**Records**
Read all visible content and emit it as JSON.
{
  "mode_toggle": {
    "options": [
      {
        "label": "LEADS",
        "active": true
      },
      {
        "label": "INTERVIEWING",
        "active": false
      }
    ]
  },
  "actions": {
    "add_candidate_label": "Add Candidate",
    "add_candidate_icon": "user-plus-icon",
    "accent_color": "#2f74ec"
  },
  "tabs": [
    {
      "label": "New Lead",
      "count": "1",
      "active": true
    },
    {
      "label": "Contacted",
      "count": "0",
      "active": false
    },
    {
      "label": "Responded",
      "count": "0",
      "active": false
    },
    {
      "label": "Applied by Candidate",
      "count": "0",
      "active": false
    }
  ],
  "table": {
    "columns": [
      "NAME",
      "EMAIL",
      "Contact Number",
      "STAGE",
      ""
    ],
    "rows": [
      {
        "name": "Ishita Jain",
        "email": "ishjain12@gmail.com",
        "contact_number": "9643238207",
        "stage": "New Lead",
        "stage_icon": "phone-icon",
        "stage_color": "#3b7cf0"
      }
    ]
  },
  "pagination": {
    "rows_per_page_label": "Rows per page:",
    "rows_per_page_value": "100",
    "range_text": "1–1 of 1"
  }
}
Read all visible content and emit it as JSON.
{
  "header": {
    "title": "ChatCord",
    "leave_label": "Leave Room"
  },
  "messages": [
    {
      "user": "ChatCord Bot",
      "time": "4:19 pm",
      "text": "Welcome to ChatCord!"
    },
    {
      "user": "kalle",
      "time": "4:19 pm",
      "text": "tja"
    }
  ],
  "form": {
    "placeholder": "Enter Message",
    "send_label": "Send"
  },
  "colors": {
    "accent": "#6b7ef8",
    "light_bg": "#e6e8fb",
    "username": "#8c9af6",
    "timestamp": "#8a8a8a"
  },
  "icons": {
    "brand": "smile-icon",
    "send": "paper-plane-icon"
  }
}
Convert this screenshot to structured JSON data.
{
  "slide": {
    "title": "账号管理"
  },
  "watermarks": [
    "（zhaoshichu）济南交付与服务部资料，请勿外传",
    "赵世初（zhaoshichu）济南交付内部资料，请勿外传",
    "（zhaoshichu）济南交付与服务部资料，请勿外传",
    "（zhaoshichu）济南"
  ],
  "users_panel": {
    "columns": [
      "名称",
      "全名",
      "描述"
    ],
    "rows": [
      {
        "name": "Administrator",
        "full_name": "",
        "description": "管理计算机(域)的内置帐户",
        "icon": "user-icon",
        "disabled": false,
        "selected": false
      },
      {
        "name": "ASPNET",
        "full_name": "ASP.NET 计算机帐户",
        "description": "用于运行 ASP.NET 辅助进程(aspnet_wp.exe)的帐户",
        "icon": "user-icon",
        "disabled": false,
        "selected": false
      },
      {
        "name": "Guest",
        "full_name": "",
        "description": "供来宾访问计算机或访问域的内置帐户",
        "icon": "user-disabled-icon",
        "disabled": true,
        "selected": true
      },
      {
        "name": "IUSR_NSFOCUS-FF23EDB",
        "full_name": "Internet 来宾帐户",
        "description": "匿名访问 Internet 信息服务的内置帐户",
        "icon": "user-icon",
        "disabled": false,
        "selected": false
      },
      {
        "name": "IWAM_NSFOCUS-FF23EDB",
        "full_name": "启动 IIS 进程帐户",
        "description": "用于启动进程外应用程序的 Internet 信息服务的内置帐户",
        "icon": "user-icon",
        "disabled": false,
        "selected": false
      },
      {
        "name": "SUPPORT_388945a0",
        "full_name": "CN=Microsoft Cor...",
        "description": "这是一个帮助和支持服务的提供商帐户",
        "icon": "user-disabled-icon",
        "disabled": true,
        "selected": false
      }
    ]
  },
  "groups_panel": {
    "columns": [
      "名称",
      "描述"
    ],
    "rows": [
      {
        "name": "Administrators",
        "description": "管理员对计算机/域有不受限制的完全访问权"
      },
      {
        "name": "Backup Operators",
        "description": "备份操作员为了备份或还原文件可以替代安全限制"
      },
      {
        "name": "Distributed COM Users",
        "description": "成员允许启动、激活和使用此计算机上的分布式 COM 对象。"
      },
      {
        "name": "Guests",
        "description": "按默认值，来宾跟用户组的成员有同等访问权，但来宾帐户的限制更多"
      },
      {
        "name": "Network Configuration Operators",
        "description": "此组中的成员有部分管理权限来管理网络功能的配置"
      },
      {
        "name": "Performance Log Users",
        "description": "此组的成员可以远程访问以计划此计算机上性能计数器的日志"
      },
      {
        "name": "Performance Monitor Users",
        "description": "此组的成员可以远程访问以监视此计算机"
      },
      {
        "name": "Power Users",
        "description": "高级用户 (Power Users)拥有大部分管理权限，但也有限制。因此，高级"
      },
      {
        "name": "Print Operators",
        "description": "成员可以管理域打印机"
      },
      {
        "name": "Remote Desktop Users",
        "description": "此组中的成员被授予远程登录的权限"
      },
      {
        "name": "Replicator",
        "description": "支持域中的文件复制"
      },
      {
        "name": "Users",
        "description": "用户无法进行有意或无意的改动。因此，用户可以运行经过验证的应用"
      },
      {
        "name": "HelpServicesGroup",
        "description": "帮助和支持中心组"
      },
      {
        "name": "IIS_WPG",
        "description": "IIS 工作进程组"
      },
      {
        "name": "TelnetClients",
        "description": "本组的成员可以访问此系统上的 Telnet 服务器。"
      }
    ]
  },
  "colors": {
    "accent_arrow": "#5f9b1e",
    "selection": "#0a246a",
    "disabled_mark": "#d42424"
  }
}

**Job**
Using the records above, find and show each line with the string "ChatCord".

**Problem solution**
    "title": "ChatCord",
      "user": "ChatCord Bot",
      "text": "Welcome to ChatCord!"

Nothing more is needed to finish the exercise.